=== To-do list ===
(A) In the extract on machine learning projects, recast the paragraph beginning "The success rate of innovative projects" as a short bulleted list that keeps its main facts.
(B) Give the stretch of the extract from "The success rate" through "is less business-oriented." again, changing "Big companies" to "Large corporations".

Less capital intensive projects focus more on the idea of the application area than on the technical innovation. Such projects typically involve already existing, published results and rely on already developed machine learning techniques for example utilizing pre-trained language models by downloading and refining it. There are several initiatives, approaches of this kind. The success of these innovations depends on several factors, and only a small percentage become successful. Sometimes these projects fall on the problem fit, sometimes on the market fit, sometimes on the lack of funding.

The success rate of innovative projects strongly depends on the cultural environment the actual project resides in. During my professional career I had the opportunity to work in a wide range of environments from startups on private funds, startups on public funds, NGO projects, grant-based research projects in the Academia, R&D projects in an international consortium, and R&D projects in a multinational company. Each of these environments have its advantages and disadvantages. Small startups are more dynamic but are more financially vulnerable. Big companies are slow but are able to provide a stable financial ground. The academic environment is typically more theoretical and is less business-oriented.

Looking at the history of machine learning, it can be stated that this field of artificial intelligence came into existence to solve practical problems, and it is still the practical problems and the business that push this technology forward. This advancement can be perceived as a constant fight between more complex problems and more powerful models. The question is: How far can we go with the problem fit, and what would be the application that provides a market value and provides the market fit?

=== Available data ===

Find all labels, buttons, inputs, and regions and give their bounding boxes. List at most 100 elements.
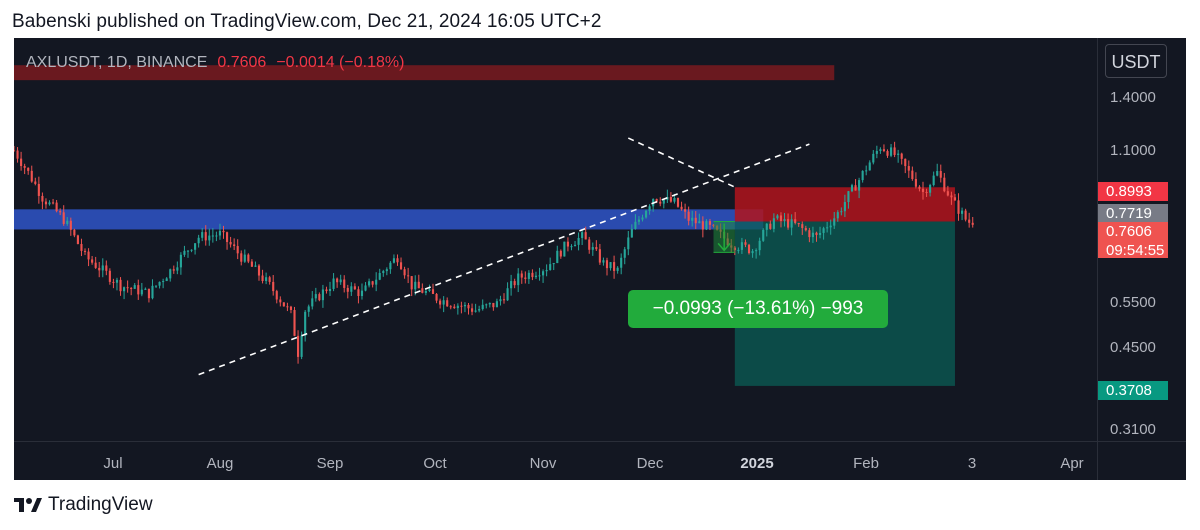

=== Exercise solutions ===
(A)
- The success rate of innovative projects depends strongly on the project's cultural environment.
- The writer has worked in:
  - startups on private funds
  - startups on public funds
  - NGO projects
  - grant-based academic research projects
  - R&D projects in an international consortium
  - R&D projects in a multinational company
- Each environment has advantages and disadvantages:
  - Small startups are more dynamic but more financially vulnerable.
  - Big companies are slow but offer stable financial ground.
  - Academia is typically more theoretical and less business-oriented.

(B)
The success rate of innovative projects strongly depends on the cultural environment the actual project resides in. During my professional career I had the opportunity to work in a wide range of environments from startups on private funds, startups on public funds, NGO projects, grant-based research projects in the Academia, R&D projects in an international consortium, and R&D projects in a multinational company. Each of these environments have its advantages and disadvantages. Small startups are more dynamic but are more financially vulnerable. Large corporations are slow but are able to provide a stable financial ground. The academic environment is typically more theoretical and is less business-oriented.